Data records

______________________________

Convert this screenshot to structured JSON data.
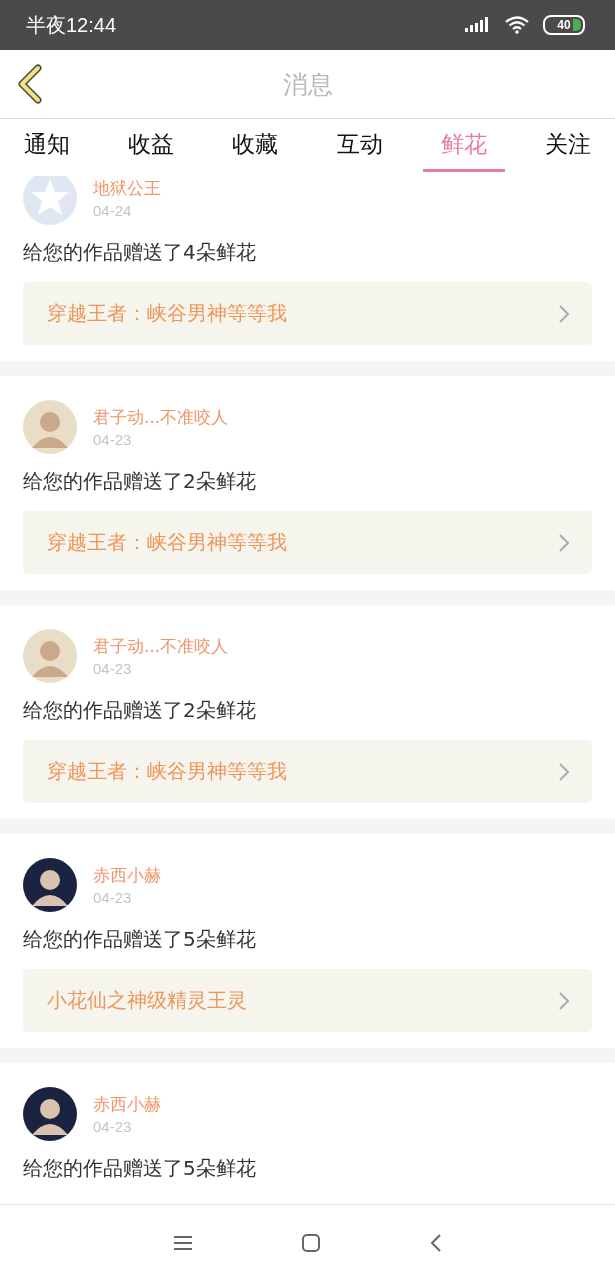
{
  "status_bar": {
    "time": "半夜12:44",
    "battery": "40"
  },
  "header": {
    "title": "消息"
  },
  "tabs": [
    {
      "label": "通知",
      "selected": false
    },
    {
      "label": "收益",
      "selected": false
    },
    {
      "label": "收藏",
      "selected": false
    },
    {
      "label": "互动",
      "selected": false
    },
    {
      "label": "鲜花",
      "selected": true
    },
    {
      "label": "关注",
      "selected": false
    }
  ],
  "messages": [
    {
      "name": "地狱公王",
      "date": "04-24",
      "kind": "default",
      "text": "给您的作品赠送了4朵鲜花",
      "work": "穿越王者：峡谷男神等等我"
    },
    {
      "name": "君子动...不准咬人",
      "date": "04-23",
      "kind": "photo",
      "text": "给您的作品赠送了2朵鲜花",
      "work": "穿越王者：峡谷男神等等我"
    },
    {
      "name": "君子动...不准咬人",
      "date": "04-23",
      "kind": "photo",
      "text": "给您的作品赠送了2朵鲜花",
      "work": "穿越王者：峡谷男神等等我"
    },
    {
      "name": "赤西小赫",
      "date": "04-23",
      "kind": "dark",
      "text": "给您的作品赠送了5朵鲜花",
      "work": "小花仙之神级精灵王灵"
    },
    {
      "name": "赤西小赫",
      "date": "04-23",
      "kind": "dark",
      "text": "给您的作品赠送了5朵鲜花"
    }
  ]
}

______________________________

**Direction**
All of the material above is to be copied exactly, except for its images.

**Written response**
Convert this screenshot to structured JSON data.
{
  "status_bar": {
    "time": "半夜12:44",
    "battery": "40"
  },
  "header": {
    "title": "消息"
  },
  "tabs": [
    {
      "label": "通知",
      "selected": false
    },
    {
      "label": "收益",
      "selected": false
    },
    {
      "label": "收藏",
      "selected": false
    },
    {
      "label": "互动",
      "selected": false
    },
    {
      "label": "鲜花",
      "selected": true
    },
    {
      "label": "关注",
      "selected": false
    }
  ],
  "messages": [
    {
      "name": "地狱公王",
      "date": "04-24",
      "kind": "default",
      "text": "给您的作品赠送了4朵鲜花",
      "work": "穿越王者：峡谷男神等等我"
    },
    {
      "name": "君子动...不准咬人",
      "date": "04-23",
      "kind": "photo",
      "text": "给您的作品赠送了2朵鲜花",
      "work": "穿越王者：峡谷男神等等我"
    },
    {
      "name": "君子动...不准咬人",
      "date": "04-23",
      "kind": "photo",
      "text": "给您的作品赠送了2朵鲜花",
      "work": "穿越王者：峡谷男神等等我"
    },
    {
      "name": "赤西小赫",
      "date": "04-23",
      "kind": "dark",
      "text": "给您的作品赠送了5朵鲜花",
      "work": "小花仙之神级精灵王灵"
    },
    {
      "name": "赤西小赫",
      "date": "04-23",
      "kind": "dark",
      "text": "给您的作品赠送了5朵鲜花"
    }
  ]
}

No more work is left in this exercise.